Below are some entries. Copy each line that holds the string "older".
*** ENTRIES PROVIDED ***
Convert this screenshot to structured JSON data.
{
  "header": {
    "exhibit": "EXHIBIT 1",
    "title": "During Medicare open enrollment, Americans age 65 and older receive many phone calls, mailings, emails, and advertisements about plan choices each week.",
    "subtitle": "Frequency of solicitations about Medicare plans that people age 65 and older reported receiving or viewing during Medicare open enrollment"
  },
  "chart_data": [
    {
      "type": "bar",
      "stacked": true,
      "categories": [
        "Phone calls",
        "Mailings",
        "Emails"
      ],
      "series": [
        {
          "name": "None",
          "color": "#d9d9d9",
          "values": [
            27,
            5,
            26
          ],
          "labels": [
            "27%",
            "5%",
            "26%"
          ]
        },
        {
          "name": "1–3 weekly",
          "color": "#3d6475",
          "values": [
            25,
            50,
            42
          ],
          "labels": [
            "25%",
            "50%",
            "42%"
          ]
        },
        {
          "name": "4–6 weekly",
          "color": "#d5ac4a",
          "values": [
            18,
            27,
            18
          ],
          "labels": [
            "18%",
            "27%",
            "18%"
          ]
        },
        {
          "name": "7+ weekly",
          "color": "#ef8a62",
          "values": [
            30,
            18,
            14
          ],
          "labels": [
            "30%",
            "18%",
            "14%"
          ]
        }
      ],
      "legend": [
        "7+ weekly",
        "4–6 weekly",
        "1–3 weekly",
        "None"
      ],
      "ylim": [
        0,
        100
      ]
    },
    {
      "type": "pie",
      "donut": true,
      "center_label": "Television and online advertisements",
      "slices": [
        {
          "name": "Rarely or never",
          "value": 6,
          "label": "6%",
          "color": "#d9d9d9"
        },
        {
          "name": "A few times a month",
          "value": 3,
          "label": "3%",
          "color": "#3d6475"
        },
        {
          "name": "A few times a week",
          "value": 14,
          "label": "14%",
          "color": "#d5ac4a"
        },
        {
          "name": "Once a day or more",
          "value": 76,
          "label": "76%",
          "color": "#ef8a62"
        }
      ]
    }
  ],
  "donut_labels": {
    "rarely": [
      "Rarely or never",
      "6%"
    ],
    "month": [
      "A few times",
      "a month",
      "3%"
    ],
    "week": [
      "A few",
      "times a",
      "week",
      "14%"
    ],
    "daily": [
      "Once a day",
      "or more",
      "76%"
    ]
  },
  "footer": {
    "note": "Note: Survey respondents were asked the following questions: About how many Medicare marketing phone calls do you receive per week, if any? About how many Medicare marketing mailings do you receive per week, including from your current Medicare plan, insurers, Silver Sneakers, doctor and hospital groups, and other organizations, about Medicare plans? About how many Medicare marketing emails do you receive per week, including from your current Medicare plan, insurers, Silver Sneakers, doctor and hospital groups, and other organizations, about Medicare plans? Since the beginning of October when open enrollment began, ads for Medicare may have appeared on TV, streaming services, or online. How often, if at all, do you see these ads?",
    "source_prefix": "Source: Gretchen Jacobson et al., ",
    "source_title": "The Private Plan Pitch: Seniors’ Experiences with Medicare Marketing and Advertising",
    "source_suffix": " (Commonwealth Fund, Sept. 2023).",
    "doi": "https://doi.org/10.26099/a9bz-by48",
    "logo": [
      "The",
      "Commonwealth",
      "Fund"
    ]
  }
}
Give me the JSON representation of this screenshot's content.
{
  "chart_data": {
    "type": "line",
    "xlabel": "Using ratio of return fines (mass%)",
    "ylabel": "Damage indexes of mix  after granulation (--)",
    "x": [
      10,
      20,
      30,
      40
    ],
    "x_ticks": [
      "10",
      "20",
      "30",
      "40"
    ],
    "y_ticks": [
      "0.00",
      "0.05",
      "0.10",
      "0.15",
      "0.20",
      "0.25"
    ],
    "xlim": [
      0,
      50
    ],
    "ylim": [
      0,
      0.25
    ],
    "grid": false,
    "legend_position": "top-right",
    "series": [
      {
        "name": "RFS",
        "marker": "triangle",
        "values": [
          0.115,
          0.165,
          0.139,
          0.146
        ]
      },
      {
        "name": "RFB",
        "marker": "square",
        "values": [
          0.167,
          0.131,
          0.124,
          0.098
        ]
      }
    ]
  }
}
***
WORKED SOLUTION:
    "title": "During Medicare open enrollment, Americans age 65 and older receive many phone calls, mailings, emails, and advertisements about plan choices each week.",
    "subtitle": "Frequency of solicitations about Medicare plans that people age 65 and older reported receiving or viewing during Medicare open enrollment"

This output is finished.